Records from a collection
○ ○ ○ ○ ○
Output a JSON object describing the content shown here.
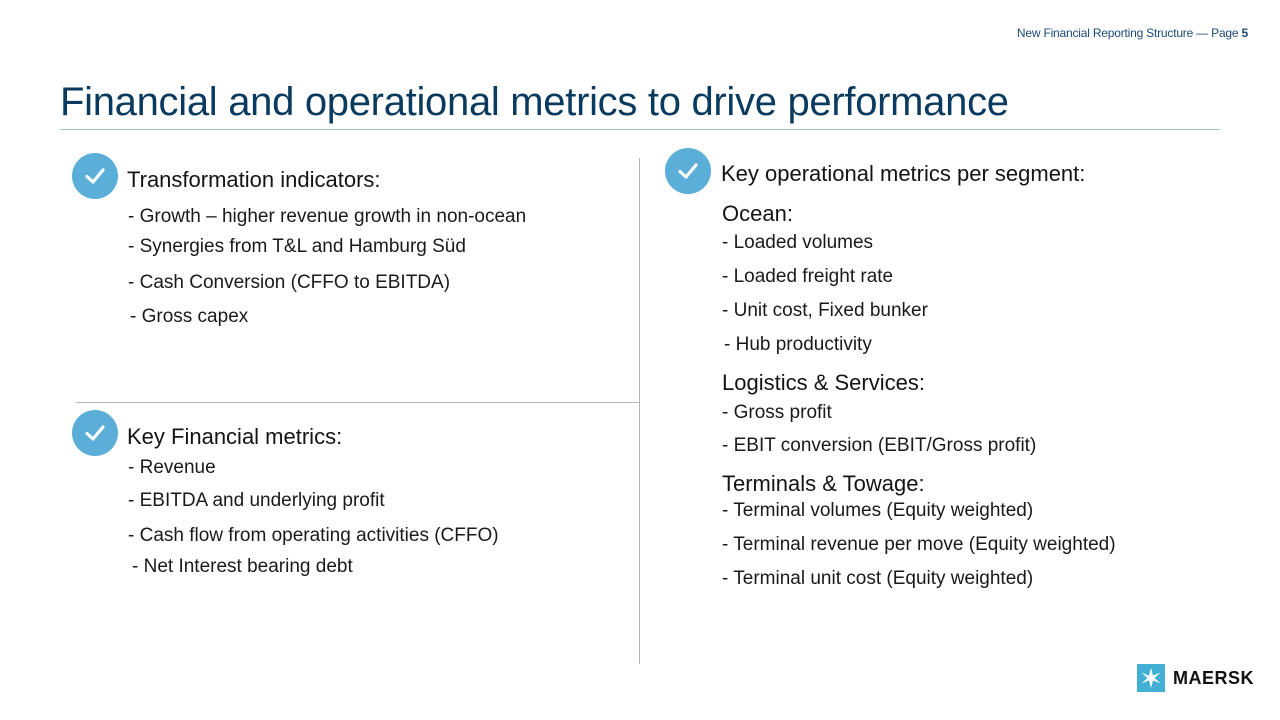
{
  "header": {
    "text": "New Financial Reporting Structure — Page",
    "page_number": "5"
  },
  "title": "Financial and operational metrics to drive performance",
  "left": {
    "transformation": {
      "heading": "Transformation indicators:",
      "items": [
        "- Growth – higher revenue growth in non-ocean",
        "- Synergies from T&L and Hamburg Süd",
        "- Cash Conversion (CFFO to EBITDA)",
        "- Gross capex"
      ]
    },
    "financial": {
      "heading": "Key Financial metrics:",
      "items": [
        "- Revenue",
        "- EBITDA and underlying profit",
        "- Cash flow from operating activities (CFFO)",
        "- Net Interest bearing debt"
      ]
    }
  },
  "right": {
    "heading": "Key operational metrics per segment:",
    "ocean": {
      "title": "Ocean:",
      "items": [
        "- Loaded volumes",
        "- Loaded freight rate",
        "- Unit cost, Fixed bunker",
        "- Hub productivity"
      ]
    },
    "logistics": {
      "title": "Logistics & Services:",
      "items": [
        "- Gross profit",
        "- EBIT conversion (EBIT/Gross profit)"
      ]
    },
    "terminals": {
      "title": "Terminals & Towage:",
      "items": [
        "- Terminal volumes (Equity weighted)",
        "- Terminal revenue per move (Equity weighted)",
        "- Terminal unit cost (Equity weighted)"
      ]
    }
  },
  "logo": {
    "text": "MAERSK",
    "icon": "star-icon"
  },
  "colors": {
    "title": "#0a3a5e",
    "check_circle": "#5aaed8",
    "logo_box": "#42b0d5"
  }
}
○ ○ ○ ○ ○
Output the full set of records above without changing a word, and drop the images.

Solution to this exercise
Output a JSON object describing the content shown here.
{
  "header": {
    "text": "New Financial Reporting Structure — Page",
    "page_number": "5"
  },
  "title": "Financial and operational metrics to drive performance",
  "left": {
    "transformation": {
      "heading": "Transformation indicators:",
      "items": [
        "- Growth – higher revenue growth in non-ocean",
        "- Synergies from T&L and Hamburg Süd",
        "- Cash Conversion (CFFO to EBITDA)",
        "- Gross capex"
      ]
    },
    "financial": {
      "heading": "Key Financial metrics:",
      "items": [
        "- Revenue",
        "- EBITDA and underlying profit",
        "- Cash flow from operating activities (CFFO)",
        "- Net Interest bearing debt"
      ]
    }
  },
  "right": {
    "heading": "Key operational metrics per segment:",
    "ocean": {
      "title": "Ocean:",
      "items": [
        "- Loaded volumes",
        "- Loaded freight rate",
        "- Unit cost, Fixed bunker",
        "- Hub productivity"
      ]
    },
    "logistics": {
      "title": "Logistics & Services:",
      "items": [
        "- Gross profit",
        "- EBIT conversion (EBIT/Gross profit)"
      ]
    },
    "terminals": {
      "title": "Terminals & Towage:",
      "items": [
        "- Terminal volumes (Equity weighted)",
        "- Terminal revenue per move (Equity weighted)",
        "- Terminal unit cost (Equity weighted)"
      ]
    }
  },
  "logo": {
    "text": "MAERSK",
    "icon": "star-icon"
  },
  "colors": {
    "title": "#0a3a5e",
    "check_circle": "#5aaed8",
    "logo_box": "#42b0d5"
  }
}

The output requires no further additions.